What is being asked — Go through the listing below and list every line with "sont".

>> BEGIN Data shown

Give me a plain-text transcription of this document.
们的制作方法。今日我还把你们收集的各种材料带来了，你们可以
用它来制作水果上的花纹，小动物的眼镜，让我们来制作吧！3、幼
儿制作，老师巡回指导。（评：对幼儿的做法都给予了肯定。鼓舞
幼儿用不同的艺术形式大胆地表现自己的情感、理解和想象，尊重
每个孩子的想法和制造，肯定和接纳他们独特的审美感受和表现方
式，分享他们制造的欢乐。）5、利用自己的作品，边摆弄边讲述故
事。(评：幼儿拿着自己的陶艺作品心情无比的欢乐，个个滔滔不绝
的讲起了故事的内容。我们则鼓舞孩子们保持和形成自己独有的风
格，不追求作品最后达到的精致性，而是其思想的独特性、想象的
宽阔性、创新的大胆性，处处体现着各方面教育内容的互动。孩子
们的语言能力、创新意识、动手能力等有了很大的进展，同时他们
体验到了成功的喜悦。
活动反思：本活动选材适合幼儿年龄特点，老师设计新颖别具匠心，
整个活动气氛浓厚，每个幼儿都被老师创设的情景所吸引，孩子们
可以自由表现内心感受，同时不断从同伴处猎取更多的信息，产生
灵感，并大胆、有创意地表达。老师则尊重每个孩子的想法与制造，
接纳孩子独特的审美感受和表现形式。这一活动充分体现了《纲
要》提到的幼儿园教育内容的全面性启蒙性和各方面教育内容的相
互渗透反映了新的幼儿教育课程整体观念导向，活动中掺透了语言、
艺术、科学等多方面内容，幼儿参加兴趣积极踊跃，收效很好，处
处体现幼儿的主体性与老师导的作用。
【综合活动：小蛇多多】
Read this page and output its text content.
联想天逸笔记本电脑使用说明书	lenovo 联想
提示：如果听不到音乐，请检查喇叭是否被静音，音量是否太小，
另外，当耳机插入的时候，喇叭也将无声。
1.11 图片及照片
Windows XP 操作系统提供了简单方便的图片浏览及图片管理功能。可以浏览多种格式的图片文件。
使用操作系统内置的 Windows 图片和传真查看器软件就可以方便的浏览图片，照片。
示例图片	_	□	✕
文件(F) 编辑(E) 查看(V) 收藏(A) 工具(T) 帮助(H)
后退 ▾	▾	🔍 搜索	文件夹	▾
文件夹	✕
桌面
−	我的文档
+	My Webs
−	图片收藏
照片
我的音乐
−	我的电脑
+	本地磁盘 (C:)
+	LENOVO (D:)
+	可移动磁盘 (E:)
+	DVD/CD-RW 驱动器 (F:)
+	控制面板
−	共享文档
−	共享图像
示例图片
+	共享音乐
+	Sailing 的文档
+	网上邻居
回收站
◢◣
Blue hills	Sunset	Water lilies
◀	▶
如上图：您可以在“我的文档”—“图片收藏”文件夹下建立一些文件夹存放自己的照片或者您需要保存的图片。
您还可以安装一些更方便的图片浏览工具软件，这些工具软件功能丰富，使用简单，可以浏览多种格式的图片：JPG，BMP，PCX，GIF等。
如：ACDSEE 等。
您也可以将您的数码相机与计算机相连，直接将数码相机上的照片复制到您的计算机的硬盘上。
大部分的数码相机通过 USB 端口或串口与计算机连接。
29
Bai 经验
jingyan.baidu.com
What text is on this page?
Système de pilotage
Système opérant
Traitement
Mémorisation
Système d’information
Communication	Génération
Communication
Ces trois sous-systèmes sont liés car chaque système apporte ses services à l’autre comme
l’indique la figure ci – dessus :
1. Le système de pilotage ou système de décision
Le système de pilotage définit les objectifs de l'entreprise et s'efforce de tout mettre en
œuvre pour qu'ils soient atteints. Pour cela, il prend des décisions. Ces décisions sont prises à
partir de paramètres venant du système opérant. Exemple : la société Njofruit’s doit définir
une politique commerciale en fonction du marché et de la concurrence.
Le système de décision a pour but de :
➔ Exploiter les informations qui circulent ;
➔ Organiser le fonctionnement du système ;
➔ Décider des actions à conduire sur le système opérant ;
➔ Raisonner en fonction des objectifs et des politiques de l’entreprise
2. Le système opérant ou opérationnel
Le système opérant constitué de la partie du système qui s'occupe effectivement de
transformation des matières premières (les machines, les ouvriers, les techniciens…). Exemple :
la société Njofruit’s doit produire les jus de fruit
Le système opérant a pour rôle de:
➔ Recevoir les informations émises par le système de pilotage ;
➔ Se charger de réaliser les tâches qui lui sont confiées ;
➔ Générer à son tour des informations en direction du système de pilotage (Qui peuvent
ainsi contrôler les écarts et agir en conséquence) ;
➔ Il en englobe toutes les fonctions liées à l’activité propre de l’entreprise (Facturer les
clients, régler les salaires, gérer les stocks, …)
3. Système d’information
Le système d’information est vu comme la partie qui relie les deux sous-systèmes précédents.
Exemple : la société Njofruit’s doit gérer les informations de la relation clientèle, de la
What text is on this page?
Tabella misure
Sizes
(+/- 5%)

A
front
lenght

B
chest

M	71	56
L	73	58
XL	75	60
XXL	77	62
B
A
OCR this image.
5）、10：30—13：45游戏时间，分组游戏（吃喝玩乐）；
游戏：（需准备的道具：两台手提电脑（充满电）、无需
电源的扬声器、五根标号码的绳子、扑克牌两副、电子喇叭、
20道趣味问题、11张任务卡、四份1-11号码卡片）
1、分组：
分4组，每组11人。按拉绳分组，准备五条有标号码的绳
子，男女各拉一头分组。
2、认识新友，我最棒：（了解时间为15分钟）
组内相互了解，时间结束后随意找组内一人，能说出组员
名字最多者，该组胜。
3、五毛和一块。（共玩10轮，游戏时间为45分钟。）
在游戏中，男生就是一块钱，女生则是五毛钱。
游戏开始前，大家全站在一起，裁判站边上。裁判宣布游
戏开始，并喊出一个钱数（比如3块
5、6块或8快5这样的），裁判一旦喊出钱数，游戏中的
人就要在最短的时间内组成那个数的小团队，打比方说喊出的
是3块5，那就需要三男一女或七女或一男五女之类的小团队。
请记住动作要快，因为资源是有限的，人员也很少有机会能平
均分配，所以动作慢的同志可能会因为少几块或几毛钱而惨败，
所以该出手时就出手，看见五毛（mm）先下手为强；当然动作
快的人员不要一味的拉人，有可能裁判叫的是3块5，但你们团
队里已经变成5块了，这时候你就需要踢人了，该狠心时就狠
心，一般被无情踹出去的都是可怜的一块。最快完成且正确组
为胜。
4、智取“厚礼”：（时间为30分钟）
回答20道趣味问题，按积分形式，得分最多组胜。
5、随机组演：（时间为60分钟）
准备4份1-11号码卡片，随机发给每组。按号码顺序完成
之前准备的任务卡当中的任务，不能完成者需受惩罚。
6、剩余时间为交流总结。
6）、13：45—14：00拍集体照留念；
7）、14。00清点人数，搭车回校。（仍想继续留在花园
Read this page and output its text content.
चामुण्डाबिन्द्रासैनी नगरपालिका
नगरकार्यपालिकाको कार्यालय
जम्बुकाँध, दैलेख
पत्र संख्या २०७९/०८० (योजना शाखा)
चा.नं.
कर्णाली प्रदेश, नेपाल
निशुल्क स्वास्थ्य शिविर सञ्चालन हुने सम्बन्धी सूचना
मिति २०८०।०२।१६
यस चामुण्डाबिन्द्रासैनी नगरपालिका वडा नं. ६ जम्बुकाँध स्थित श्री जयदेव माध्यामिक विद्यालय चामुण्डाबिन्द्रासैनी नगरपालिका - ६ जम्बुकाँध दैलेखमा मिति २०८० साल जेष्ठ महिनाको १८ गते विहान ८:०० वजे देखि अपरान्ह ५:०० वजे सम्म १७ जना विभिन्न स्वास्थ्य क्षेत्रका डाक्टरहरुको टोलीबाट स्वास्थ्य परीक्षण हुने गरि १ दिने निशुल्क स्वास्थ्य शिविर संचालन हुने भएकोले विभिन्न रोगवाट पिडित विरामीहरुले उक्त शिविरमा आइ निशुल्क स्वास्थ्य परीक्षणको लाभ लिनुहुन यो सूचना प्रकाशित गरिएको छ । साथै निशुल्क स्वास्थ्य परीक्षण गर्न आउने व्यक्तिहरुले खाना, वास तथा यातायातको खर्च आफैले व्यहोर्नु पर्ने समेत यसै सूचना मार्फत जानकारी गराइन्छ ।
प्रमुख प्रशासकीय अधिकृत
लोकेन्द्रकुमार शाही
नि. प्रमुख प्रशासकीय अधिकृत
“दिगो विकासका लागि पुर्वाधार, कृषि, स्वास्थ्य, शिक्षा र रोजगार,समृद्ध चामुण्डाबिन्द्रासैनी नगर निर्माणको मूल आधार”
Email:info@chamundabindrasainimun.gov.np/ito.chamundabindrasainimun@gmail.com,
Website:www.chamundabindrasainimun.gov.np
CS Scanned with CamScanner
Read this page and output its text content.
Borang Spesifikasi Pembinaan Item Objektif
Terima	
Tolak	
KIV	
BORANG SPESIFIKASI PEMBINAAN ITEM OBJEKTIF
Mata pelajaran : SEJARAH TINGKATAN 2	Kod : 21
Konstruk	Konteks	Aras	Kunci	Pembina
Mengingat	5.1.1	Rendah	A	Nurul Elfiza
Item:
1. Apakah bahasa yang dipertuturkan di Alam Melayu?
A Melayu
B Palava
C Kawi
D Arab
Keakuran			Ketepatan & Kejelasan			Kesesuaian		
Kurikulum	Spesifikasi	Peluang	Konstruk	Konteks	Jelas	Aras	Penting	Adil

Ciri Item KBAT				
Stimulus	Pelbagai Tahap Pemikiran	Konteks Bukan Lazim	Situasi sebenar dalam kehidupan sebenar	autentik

>> END Data shown

Exercise answer —
Ces trois sous-systèmes sont liés car chaque système apporte ses services à l’autre comme
œuvre pour qu'ils soient atteints. Pour cela, il prend des décisions. Ces décisions sont prises à
➔ Se charger de réaliser les tâches qui lui sont confiées ;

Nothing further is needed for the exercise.